Copy all of the records below verbatim, line by line.

------------------------------------------------------------------------

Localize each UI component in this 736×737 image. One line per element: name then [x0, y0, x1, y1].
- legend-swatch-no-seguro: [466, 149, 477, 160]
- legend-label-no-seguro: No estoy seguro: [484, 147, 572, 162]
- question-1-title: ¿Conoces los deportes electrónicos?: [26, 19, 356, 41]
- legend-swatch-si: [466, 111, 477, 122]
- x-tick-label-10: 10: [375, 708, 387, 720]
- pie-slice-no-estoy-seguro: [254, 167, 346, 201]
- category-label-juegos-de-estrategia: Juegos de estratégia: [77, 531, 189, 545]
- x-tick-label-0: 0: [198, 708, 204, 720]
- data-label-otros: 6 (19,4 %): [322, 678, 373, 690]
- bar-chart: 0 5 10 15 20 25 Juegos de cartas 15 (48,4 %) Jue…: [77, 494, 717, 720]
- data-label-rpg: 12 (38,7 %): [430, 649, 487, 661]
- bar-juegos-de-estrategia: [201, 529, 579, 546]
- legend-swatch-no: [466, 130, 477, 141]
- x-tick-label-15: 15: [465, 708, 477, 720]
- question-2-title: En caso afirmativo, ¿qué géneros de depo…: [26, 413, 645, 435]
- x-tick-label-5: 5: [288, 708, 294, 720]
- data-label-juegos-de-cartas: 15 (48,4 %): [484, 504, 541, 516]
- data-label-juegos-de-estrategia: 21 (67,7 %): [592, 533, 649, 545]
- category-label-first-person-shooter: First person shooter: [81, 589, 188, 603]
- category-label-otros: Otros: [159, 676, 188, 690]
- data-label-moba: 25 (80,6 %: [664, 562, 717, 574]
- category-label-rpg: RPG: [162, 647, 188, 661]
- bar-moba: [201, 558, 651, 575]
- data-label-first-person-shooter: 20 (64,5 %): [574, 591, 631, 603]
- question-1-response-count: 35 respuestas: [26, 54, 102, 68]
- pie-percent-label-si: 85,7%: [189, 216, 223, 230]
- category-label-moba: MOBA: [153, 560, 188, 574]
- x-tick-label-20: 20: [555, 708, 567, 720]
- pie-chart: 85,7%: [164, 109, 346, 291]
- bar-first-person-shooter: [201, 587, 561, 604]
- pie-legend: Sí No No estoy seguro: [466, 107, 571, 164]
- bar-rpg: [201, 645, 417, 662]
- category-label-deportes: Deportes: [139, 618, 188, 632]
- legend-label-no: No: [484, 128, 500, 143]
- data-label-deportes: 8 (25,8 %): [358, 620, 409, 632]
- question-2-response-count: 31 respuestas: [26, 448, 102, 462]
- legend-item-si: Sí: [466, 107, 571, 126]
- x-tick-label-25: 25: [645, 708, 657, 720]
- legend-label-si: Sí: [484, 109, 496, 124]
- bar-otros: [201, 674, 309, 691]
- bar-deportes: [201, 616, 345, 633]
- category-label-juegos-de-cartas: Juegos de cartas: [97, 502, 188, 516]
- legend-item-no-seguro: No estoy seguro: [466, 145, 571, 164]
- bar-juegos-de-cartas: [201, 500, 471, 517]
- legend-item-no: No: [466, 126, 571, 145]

------------------------------------------------------------------------

- **SOLUTION**:
Localize each UI component in this 736×737 image. One line per element: name then [x0, y0, x1, y1].
- legend-swatch-no-seguro: [466, 149, 477, 160]
- legend-label-no-seguro: No estoy seguro: [484, 147, 572, 162]
- question-1-title: ¿Conoces los deportes electrónicos?: [26, 19, 356, 41]
- legend-swatch-si: [466, 111, 477, 122]
- x-tick-label-10: 10: [375, 708, 387, 720]
- pie-slice-no-estoy-seguro: [254, 167, 346, 201]
- category-label-juegos-de-estrategia: Juegos de estratégia: [77, 531, 189, 545]
- x-tick-label-0: 0: [198, 708, 204, 720]
- data-label-otros: 6 (19,4 %): [322, 678, 373, 690]
- bar-chart: 0 5 10 15 20 25 Juegos de cartas 15 (48,4 %) Jue…: [77, 494, 717, 720]
- data-label-rpg: 12 (38,7 %): [430, 649, 487, 661]
- bar-juegos-de-estrategia: [201, 529, 579, 546]
- legend-swatch-no: [466, 130, 477, 141]
- x-tick-label-15: 15: [465, 708, 477, 720]
- question-2-title: En caso afirmativo, ¿qué géneros de depo…: [26, 413, 645, 435]
- x-tick-label-5: 5: [288, 708, 294, 720]
- data-label-juegos-de-cartas: 15 (48,4 %): [484, 504, 541, 516]
- data-label-juegos-de-estrategia: 21 (67,7 %): [592, 533, 649, 545]
- category-label-first-person-shooter: First person shooter: [81, 589, 188, 603]
- category-label-otros: Otros: [159, 676, 188, 690]
- data-label-moba: 25 (80,6 %: [664, 562, 717, 574]
- category-label-rpg: RPG: [162, 647, 188, 661]
- bar-moba: [201, 558, 651, 575]
- data-label-first-person-shooter: 20 (64,5 %): [574, 591, 631, 603]
- question-1-response-count: 35 respuestas: [26, 54, 102, 68]
- pie-percent-label-si: 85,7%: [189, 216, 223, 230]
- category-label-moba: MOBA: [153, 560, 188, 574]
- x-tick-label-20: 20: [555, 708, 567, 720]
- pie-chart: 85,7%: [164, 109, 346, 291]
- bar-first-person-shooter: [201, 587, 561, 604]
- pie-legend: Sí No No estoy seguro: [466, 107, 571, 164]
- bar-rpg: [201, 645, 417, 662]
- category-label-deportes: Deportes: [139, 618, 188, 632]
- legend-label-no: No: [484, 128, 500, 143]
- data-label-deportes: 8 (25,8 %): [358, 620, 409, 632]
- question-2-response-count: 31 respuestas: [26, 448, 102, 462]
- legend-item-si: Sí: [466, 107, 571, 126]
- x-tick-label-25: 25: [645, 708, 657, 720]
- legend-label-si: Sí: [484, 109, 496, 124]
- bar-otros: [201, 674, 309, 691]
- bar-deportes: [201, 616, 345, 633]
- category-label-juegos-de-cartas: Juegos de cartas: [97, 502, 188, 516]
- legend-item-no-seguro: No estoy seguro: [466, 145, 571, 164]
- bar-juegos-de-cartas: [201, 500, 471, 517]
- legend-item-no: No: [466, 126, 571, 145]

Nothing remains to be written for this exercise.